The listing must be reproduced in full, exactly as it stands.

○ ○ ○ ○ ○ ○ ○

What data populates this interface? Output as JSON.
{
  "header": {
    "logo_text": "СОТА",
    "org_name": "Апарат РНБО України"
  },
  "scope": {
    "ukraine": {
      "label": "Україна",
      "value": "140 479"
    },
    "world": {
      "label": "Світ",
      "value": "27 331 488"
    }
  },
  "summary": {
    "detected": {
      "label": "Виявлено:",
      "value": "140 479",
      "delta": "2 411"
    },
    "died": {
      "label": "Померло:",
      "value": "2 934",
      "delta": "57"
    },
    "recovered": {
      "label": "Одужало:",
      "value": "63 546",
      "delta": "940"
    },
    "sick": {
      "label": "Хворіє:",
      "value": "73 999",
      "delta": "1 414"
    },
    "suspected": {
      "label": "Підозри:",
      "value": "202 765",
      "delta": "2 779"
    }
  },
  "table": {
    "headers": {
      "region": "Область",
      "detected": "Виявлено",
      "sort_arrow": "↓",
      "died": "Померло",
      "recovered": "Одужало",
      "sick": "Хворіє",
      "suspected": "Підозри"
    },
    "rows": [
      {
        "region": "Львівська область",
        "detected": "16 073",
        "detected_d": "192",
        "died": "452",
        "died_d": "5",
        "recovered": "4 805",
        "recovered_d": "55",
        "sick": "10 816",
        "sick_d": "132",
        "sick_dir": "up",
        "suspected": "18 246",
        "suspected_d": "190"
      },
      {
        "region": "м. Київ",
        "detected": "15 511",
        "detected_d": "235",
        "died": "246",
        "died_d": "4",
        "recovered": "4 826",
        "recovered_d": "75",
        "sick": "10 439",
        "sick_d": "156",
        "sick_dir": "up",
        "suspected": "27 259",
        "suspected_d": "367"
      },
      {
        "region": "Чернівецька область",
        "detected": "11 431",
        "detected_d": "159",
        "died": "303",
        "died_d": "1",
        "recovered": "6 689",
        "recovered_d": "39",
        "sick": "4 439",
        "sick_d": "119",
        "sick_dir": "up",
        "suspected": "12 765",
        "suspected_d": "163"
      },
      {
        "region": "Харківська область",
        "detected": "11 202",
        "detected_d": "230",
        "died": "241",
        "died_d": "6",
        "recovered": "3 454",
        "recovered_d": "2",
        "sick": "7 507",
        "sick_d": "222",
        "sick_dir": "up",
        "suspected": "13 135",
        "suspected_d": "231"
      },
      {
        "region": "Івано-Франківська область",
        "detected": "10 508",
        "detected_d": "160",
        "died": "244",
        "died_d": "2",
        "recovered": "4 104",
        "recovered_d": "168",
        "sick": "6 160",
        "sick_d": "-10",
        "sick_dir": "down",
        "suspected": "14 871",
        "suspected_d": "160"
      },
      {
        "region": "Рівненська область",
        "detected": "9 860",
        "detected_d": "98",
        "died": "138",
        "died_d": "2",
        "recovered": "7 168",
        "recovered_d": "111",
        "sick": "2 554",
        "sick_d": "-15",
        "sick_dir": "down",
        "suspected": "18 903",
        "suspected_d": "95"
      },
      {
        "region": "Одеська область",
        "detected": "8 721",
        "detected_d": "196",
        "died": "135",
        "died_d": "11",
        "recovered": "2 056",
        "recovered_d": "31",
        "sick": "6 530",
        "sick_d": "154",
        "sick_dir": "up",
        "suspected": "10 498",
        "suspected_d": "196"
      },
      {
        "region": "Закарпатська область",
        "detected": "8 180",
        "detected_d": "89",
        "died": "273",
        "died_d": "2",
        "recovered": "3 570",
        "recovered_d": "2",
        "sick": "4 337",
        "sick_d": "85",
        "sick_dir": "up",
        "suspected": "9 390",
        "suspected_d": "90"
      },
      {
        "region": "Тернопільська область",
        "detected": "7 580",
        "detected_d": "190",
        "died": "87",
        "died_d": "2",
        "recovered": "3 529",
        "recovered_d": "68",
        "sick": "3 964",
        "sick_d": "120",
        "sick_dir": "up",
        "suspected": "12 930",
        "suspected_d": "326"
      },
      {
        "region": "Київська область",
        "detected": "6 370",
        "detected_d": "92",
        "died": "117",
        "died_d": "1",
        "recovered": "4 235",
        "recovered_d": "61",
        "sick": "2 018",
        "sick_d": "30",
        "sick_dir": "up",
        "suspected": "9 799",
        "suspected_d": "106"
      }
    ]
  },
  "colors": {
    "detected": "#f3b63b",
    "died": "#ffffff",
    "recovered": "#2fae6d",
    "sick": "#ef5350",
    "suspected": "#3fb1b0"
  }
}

○ ○ ○ ○ ○ ○ ○

**Output of the exercise:**
What data populates this interface? Output as JSON.
{
  "header": {
    "logo_text": "СОТА",
    "org_name": "Апарат РНБО України"
  },
  "scope": {
    "ukraine": {
      "label": "Україна",
      "value": "140 479"
    },
    "world": {
      "label": "Світ",
      "value": "27 331 488"
    }
  },
  "summary": {
    "detected": {
      "label": "Виявлено:",
      "value": "140 479",
      "delta": "2 411"
    },
    "died": {
      "label": "Померло:",
      "value": "2 934",
      "delta": "57"
    },
    "recovered": {
      "label": "Одужало:",
      "value": "63 546",
      "delta": "940"
    },
    "sick": {
      "label": "Хворіє:",
      "value": "73 999",
      "delta": "1 414"
    },
    "suspected": {
      "label": "Підозри:",
      "value": "202 765",
      "delta": "2 779"
    }
  },
  "table": {
    "headers": {
      "region": "Область",
      "detected": "Виявлено",
      "sort_arrow": "↓",
      "died": "Померло",
      "recovered": "Одужало",
      "sick": "Хворіє",
      "suspected": "Підозри"
    },
    "rows": [
      {
        "region": "Львівська область",
        "detected": "16 073",
        "detected_d": "192",
        "died": "452",
        "died_d": "5",
        "recovered": "4 805",
        "recovered_d": "55",
        "sick": "10 816",
        "sick_d": "132",
        "sick_dir": "up",
        "suspected": "18 246",
        "suspected_d": "190"
      },
      {
        "region": "м. Київ",
        "detected": "15 511",
        "detected_d": "235",
        "died": "246",
        "died_d": "4",
        "recovered": "4 826",
        "recovered_d": "75",
        "sick": "10 439",
        "sick_d": "156",
        "sick_dir": "up",
        "suspected": "27 259",
        "suspected_d": "367"
      },
      {
        "region": "Чернівецька область",
        "detected": "11 431",
        "detected_d": "159",
        "died": "303",
        "died_d": "1",
        "recovered": "6 689",
        "recovered_d": "39",
        "sick": "4 439",
        "sick_d": "119",
        "sick_dir": "up",
        "suspected": "12 765",
        "suspected_d": "163"
      },
      {
        "region": "Харківська область",
        "detected": "11 202",
        "detected_d": "230",
        "died": "241",
        "died_d": "6",
        "recovered": "3 454",
        "recovered_d": "2",
        "sick": "7 507",
        "sick_d": "222",
        "sick_dir": "up",
        "suspected": "13 135",
        "suspected_d": "231"
      },
      {
        "region": "Івано-Франківська область",
        "detected": "10 508",
        "detected_d": "160",
        "died": "244",
        "died_d": "2",
        "recovered": "4 104",
        "recovered_d": "168",
        "sick": "6 160",
        "sick_d": "-10",
        "sick_dir": "down",
        "suspected": "14 871",
        "suspected_d": "160"
      },
      {
        "region": "Рівненська область",
        "detected": "9 860",
        "detected_d": "98",
        "died": "138",
        "died_d": "2",
        "recovered": "7 168",
        "recovered_d": "111",
        "sick": "2 554",
        "sick_d": "-15",
        "sick_dir": "down",
        "suspected": "18 903",
        "suspected_d": "95"
      },
      {
        "region": "Одеська область",
        "detected": "8 721",
        "detected_d": "196",
        "died": "135",
        "died_d": "11",
        "recovered": "2 056",
        "recovered_d": "31",
        "sick": "6 530",
        "sick_d": "154",
        "sick_dir": "up",
        "suspected": "10 498",
        "suspected_d": "196"
      },
      {
        "region": "Закарпатська область",
        "detected": "8 180",
        "detected_d": "89",
        "died": "273",
        "died_d": "2",
        "recovered": "3 570",
        "recovered_d": "2",
        "sick": "4 337",
        "sick_d": "85",
        "sick_dir": "up",
        "suspected": "9 390",
        "suspected_d": "90"
      },
      {
        "region": "Тернопільська область",
        "detected": "7 580",
        "detected_d": "190",
        "died": "87",
        "died_d": "2",
        "recovered": "3 529",
        "recovered_d": "68",
        "sick": "3 964",
        "sick_d": "120",
        "sick_dir": "up",
        "suspected": "12 930",
        "suspected_d": "326"
      },
      {
        "region": "Київська область",
        "detected": "6 370",
        "detected_d": "92",
        "died": "117",
        "died_d": "1",
        "recovered": "4 235",
        "recovered_d": "61",
        "sick": "2 018",
        "sick_d": "30",
        "sick_dir": "up",
        "suspected": "9 799",
        "suspected_d": "106"
      }
    ]
  },
  "colors": {
    "detected": "#f3b63b",
    "died": "#ffffff",
    "recovered": "#2fae6d",
    "sick": "#ef5350",
    "suspected": "#3fb1b0"
  }
}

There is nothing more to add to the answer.